[Entries from a data collection]
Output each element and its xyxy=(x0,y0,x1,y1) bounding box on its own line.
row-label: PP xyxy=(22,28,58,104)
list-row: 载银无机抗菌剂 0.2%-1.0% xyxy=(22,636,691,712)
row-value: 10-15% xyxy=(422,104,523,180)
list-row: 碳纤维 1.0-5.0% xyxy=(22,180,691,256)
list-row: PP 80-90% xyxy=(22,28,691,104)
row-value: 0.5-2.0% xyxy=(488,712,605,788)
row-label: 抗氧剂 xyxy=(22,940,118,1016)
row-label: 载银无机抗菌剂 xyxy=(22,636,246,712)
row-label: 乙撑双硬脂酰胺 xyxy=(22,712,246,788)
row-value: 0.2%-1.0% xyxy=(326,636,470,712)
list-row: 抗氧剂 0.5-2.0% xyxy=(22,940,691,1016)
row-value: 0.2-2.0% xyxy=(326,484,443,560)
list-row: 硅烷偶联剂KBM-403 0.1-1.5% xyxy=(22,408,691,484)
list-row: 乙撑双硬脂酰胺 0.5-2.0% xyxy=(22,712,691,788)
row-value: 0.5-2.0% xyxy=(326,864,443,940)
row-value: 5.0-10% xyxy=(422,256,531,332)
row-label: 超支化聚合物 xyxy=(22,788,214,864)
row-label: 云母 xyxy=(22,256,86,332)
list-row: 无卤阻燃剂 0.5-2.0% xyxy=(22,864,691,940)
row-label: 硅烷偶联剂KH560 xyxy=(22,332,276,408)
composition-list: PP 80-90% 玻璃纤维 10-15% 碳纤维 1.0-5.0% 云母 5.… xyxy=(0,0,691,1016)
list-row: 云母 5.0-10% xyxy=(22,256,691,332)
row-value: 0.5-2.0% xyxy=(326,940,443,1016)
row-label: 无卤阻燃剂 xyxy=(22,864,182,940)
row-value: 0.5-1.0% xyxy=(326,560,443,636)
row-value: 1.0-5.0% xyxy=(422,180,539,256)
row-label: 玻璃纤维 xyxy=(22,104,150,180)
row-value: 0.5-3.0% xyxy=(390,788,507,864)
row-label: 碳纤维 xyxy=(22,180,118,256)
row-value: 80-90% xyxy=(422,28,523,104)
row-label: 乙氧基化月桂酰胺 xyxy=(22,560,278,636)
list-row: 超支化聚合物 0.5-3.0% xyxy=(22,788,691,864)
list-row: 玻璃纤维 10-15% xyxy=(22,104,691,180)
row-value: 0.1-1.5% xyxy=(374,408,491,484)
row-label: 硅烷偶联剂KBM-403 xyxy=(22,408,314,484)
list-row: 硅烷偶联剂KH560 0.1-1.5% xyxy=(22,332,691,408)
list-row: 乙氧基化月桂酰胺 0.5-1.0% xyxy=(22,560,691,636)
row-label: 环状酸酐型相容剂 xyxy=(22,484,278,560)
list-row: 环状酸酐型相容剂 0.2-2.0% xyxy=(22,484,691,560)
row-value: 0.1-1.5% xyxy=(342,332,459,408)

• **Goal**: Can you copy every line of all the entries above, character for character?

• **Finished answer**:
Output each element and its xyxy=(x0,y0,x1,y1) bounding box on its own line.
row-label: PP xyxy=(22,28,58,104)
list-row: 载银无机抗菌剂 0.2%-1.0% xyxy=(22,636,691,712)
row-value: 10-15% xyxy=(422,104,523,180)
list-row: 碳纤维 1.0-5.0% xyxy=(22,180,691,256)
list-row: PP 80-90% xyxy=(22,28,691,104)
row-value: 0.5-2.0% xyxy=(488,712,605,788)
row-label: 抗氧剂 xyxy=(22,940,118,1016)
row-label: 载银无机抗菌剂 xyxy=(22,636,246,712)
row-label: 乙撑双硬脂酰胺 xyxy=(22,712,246,788)
row-value: 0.2%-1.0% xyxy=(326,636,470,712)
list-row: 抗氧剂 0.5-2.0% xyxy=(22,940,691,1016)
row-value: 0.2-2.0% xyxy=(326,484,443,560)
list-row: 硅烷偶联剂KBM-403 0.1-1.5% xyxy=(22,408,691,484)
list-row: 乙撑双硬脂酰胺 0.5-2.0% xyxy=(22,712,691,788)
row-value: 0.5-2.0% xyxy=(326,864,443,940)
row-value: 5.0-10% xyxy=(422,256,531,332)
row-label: 超支化聚合物 xyxy=(22,788,214,864)
row-label: 云母 xyxy=(22,256,86,332)
list-row: 无卤阻燃剂 0.5-2.0% xyxy=(22,864,691,940)
row-label: 硅烷偶联剂KH560 xyxy=(22,332,276,408)
composition-list: PP 80-90% 玻璃纤维 10-15% 碳纤维 1.0-5.0% 云母 5.… xyxy=(0,0,691,1016)
list-row: 云母 5.0-10% xyxy=(22,256,691,332)
row-value: 0.5-2.0% xyxy=(326,940,443,1016)
row-label: 无卤阻燃剂 xyxy=(22,864,182,940)
row-value: 0.5-1.0% xyxy=(326,560,443,636)
row-value: 1.0-5.0% xyxy=(422,180,539,256)
row-label: 玻璃纤维 xyxy=(22,104,150,180)
row-value: 0.5-3.0% xyxy=(390,788,507,864)
row-label: 碳纤维 xyxy=(22,180,118,256)
row-value: 80-90% xyxy=(422,28,523,104)
row-label: 乙氧基化月桂酰胺 xyxy=(22,560,278,636)
list-row: 超支化聚合物 0.5-3.0% xyxy=(22,788,691,864)
list-row: 玻璃纤维 10-15% xyxy=(22,104,691,180)
row-value: 0.1-1.5% xyxy=(374,408,491,484)
row-label: 硅烷偶联剂KBM-403 xyxy=(22,408,314,484)
list-row: 硅烷偶联剂KH560 0.1-1.5% xyxy=(22,332,691,408)
list-row: 乙氧基化月桂酰胺 0.5-1.0% xyxy=(22,560,691,636)
row-label: 环状酸酐型相容剂 xyxy=(22,484,278,560)
list-row: 环状酸酐型相容剂 0.2-2.0% xyxy=(22,484,691,560)
row-value: 0.1-1.5% xyxy=(342,332,459,408)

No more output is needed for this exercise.